> The task
Filter the listing below, copying every line in which the word "this" appears.

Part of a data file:
....
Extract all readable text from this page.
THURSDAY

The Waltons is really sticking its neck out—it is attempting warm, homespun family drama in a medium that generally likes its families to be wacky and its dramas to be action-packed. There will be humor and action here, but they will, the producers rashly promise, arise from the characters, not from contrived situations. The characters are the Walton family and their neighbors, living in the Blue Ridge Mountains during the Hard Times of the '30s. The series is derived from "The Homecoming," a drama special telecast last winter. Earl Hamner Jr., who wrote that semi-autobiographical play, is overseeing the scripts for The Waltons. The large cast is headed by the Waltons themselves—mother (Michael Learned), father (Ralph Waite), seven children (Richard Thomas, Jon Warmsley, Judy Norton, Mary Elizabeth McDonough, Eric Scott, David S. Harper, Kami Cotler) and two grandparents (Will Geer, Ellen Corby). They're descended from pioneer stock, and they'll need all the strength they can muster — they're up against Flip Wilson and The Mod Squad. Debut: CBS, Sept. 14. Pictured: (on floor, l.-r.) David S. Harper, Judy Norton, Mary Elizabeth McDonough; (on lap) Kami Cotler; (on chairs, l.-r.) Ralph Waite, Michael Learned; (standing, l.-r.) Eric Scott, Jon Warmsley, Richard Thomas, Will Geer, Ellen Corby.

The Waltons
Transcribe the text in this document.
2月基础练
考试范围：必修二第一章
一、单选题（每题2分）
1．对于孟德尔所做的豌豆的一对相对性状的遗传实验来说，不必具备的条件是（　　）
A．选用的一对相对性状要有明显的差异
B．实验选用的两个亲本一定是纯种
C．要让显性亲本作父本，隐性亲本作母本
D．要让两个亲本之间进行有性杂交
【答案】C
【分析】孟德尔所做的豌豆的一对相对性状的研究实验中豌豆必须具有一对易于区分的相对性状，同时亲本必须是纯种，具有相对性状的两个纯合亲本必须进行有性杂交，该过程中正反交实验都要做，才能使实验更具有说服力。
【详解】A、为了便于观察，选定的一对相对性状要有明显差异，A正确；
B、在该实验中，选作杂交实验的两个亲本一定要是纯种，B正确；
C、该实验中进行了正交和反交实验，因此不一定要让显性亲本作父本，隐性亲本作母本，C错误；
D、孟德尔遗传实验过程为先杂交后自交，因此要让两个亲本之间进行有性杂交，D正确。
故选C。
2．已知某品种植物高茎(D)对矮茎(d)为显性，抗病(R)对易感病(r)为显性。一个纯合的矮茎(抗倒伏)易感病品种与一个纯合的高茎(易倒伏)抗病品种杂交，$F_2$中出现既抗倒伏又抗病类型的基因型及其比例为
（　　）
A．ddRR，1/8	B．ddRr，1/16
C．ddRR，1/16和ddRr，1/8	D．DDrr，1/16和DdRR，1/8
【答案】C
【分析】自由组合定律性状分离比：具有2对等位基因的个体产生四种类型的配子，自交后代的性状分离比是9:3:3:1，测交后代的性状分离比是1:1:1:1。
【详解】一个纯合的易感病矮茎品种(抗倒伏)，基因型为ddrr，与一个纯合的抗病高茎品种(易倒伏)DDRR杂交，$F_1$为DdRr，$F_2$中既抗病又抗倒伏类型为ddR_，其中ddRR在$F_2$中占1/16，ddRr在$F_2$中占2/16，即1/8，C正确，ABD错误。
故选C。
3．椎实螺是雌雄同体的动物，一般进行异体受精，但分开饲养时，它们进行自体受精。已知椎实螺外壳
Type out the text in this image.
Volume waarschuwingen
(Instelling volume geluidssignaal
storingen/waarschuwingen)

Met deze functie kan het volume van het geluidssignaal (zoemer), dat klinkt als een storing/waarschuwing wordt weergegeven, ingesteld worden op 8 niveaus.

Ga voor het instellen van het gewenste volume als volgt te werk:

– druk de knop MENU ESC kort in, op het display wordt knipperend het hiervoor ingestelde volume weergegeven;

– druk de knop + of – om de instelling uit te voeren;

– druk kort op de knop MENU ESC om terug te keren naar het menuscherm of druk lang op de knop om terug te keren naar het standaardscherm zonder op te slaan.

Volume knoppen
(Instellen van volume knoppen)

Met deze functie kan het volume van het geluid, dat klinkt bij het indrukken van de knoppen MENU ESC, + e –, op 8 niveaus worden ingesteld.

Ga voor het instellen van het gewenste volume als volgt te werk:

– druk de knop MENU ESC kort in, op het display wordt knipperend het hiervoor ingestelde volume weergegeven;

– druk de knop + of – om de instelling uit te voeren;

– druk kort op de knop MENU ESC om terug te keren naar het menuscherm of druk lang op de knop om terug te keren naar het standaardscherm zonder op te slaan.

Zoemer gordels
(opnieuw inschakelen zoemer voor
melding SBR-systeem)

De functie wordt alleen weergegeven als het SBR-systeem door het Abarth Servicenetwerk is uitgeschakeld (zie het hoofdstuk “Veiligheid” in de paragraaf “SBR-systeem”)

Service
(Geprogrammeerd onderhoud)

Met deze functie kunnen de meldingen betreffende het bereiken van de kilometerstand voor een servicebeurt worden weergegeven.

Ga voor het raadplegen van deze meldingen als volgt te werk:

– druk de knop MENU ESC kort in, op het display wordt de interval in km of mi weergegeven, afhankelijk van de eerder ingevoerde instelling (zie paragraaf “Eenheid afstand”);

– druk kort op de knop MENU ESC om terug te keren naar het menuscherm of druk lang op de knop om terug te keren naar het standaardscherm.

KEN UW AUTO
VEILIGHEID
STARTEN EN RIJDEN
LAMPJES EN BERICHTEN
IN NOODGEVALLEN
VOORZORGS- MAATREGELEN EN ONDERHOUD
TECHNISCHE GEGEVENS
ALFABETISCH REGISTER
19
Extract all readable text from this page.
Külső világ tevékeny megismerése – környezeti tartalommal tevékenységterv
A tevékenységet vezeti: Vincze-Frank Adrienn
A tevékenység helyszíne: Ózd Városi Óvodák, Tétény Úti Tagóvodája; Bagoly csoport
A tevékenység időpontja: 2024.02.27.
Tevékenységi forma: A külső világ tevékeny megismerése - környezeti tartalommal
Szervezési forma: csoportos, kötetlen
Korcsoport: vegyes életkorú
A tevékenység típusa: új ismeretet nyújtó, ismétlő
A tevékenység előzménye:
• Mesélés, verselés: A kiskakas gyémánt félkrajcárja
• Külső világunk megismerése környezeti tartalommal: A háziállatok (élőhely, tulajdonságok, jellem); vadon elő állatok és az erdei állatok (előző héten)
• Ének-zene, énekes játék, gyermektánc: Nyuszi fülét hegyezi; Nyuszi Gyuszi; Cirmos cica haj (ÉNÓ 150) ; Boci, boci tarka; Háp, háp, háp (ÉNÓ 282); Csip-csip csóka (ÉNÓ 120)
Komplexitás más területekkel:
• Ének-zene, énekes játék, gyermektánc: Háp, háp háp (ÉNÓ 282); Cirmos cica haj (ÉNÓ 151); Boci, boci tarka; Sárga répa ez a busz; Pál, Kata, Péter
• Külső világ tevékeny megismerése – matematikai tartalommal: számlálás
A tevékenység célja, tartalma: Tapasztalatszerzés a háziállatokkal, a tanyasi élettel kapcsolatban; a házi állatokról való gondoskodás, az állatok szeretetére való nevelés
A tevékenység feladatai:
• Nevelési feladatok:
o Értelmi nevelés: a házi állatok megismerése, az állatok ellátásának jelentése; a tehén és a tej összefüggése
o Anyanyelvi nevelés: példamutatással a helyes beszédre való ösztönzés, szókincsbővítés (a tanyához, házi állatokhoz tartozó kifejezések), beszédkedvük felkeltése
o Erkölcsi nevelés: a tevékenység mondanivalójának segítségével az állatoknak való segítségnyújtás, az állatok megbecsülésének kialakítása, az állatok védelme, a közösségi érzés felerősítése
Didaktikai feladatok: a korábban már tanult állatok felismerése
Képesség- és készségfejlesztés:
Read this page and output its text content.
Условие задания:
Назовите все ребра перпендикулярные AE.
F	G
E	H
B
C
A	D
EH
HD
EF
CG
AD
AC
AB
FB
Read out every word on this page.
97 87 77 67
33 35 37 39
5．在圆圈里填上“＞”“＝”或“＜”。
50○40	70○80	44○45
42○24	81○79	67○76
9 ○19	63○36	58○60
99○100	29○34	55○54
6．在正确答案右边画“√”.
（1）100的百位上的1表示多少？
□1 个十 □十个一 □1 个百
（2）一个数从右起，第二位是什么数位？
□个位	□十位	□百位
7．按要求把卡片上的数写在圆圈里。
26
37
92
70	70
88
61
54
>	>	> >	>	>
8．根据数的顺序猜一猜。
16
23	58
....
> Output
Extract all readable text from this page.
Transcribe the text in this document.
Type out the text in this image.
Extract all readable text from this page.
Read this page and output its text content.
Read out every word on this page.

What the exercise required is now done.